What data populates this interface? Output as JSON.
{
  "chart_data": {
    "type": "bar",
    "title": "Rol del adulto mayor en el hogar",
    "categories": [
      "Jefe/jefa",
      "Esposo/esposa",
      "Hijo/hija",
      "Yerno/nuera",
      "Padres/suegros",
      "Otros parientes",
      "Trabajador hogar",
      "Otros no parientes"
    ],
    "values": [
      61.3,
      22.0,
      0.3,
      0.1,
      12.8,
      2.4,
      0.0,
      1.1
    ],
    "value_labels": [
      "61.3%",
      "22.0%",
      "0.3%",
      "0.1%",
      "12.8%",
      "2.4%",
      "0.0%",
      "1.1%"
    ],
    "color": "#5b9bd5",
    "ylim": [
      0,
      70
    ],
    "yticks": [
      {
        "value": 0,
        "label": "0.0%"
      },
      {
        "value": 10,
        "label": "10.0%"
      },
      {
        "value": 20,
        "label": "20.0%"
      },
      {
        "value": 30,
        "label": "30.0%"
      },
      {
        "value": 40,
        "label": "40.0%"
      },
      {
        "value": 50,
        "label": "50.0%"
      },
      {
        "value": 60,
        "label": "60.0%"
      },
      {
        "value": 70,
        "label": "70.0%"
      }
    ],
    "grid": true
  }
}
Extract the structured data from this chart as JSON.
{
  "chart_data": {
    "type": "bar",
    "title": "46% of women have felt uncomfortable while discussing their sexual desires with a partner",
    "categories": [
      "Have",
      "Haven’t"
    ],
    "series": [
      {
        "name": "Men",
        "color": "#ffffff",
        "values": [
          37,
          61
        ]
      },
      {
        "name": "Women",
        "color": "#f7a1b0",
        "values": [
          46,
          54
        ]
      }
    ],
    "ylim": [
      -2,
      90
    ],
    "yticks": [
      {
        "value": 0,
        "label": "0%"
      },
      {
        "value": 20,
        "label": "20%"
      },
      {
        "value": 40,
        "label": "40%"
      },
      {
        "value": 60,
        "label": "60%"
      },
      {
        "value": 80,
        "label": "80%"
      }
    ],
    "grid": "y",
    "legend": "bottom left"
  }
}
__________________________________________________
**PROBLEM**
Return exactly the lines of the data, and only those, from the line with "Extract the structured" through the last line, inclusive.

**RESPONSE BELOW**
Extract the structured data from this chart as JSON.
{
  "chart_data": {
    "type": "bar",
    "title": "46% of women have felt uncomfortable while discussing their sexual desires with a partner",
    "categories": [
      "Have",
      "Haven’t"
    ],
    "series": [
      {
        "name": "Men",
        "color": "#ffffff",
        "values": [
          37,
          61
        ]
      },
      {
        "name": "Women",
        "color": "#f7a1b0",
        "values": [
          46,
          54
        ]
      }
    ],
    "ylim": [
      -2,
      90
    ],
    "yticks": [
      {
        "value": 0,
        "label": "0%"
      },
      {
        "value": 20,
        "label": "20%"
      },
      {
        "value": 40,
        "label": "40%"
      },
      {
        "value": 60,
        "label": "60%"
      },
      {
        "value": 80,
        "label": "80%"
      }
    ],
    "grid": "y",
    "legend": "bottom left"
  }
}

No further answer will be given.